— start of Data section —

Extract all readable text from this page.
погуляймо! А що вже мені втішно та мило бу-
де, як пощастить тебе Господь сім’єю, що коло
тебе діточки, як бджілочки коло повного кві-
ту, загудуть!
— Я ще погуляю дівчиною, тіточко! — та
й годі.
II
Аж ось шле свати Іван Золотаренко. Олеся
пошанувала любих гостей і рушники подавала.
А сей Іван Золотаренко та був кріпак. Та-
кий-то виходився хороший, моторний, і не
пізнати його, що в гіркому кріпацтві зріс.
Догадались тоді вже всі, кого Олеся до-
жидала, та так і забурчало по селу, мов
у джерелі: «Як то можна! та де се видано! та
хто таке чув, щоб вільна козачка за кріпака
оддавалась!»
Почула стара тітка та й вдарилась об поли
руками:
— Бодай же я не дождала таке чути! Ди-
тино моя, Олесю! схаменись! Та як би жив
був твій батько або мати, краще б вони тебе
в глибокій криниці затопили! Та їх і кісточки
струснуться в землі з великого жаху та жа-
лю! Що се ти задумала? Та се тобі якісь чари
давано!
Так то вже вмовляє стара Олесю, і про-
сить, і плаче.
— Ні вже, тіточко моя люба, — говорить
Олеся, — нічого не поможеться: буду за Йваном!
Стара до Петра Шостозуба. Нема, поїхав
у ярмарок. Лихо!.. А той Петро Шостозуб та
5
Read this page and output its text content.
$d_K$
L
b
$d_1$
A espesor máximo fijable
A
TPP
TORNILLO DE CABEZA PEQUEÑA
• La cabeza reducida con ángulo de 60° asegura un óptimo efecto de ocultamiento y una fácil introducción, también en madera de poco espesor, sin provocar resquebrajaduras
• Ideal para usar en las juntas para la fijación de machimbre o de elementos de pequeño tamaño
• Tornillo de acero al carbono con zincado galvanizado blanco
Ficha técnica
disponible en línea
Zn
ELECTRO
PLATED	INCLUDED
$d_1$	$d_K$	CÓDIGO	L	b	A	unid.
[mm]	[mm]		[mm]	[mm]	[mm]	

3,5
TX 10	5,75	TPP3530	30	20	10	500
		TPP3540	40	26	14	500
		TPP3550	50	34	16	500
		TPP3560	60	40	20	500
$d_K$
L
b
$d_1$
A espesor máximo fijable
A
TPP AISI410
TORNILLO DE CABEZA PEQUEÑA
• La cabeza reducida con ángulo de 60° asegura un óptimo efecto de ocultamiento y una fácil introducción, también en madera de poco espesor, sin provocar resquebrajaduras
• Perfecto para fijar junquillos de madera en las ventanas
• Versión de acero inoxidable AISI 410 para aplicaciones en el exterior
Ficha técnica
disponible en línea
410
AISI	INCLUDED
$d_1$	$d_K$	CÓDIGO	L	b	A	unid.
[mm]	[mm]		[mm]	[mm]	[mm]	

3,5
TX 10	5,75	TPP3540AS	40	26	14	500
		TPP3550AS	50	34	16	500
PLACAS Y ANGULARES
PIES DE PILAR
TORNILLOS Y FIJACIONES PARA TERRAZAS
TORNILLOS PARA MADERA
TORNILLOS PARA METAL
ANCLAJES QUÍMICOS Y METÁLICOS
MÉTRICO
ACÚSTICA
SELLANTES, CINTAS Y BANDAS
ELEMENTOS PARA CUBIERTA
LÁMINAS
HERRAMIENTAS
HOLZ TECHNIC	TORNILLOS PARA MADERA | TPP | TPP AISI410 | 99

— end of Data section —

Show each line of the data that contains the string "Іван".

Final answer:
Аж ось шле свати Іван Золотаренко. Олеся
А сей Іван Золотаренко та був кріпак. Та-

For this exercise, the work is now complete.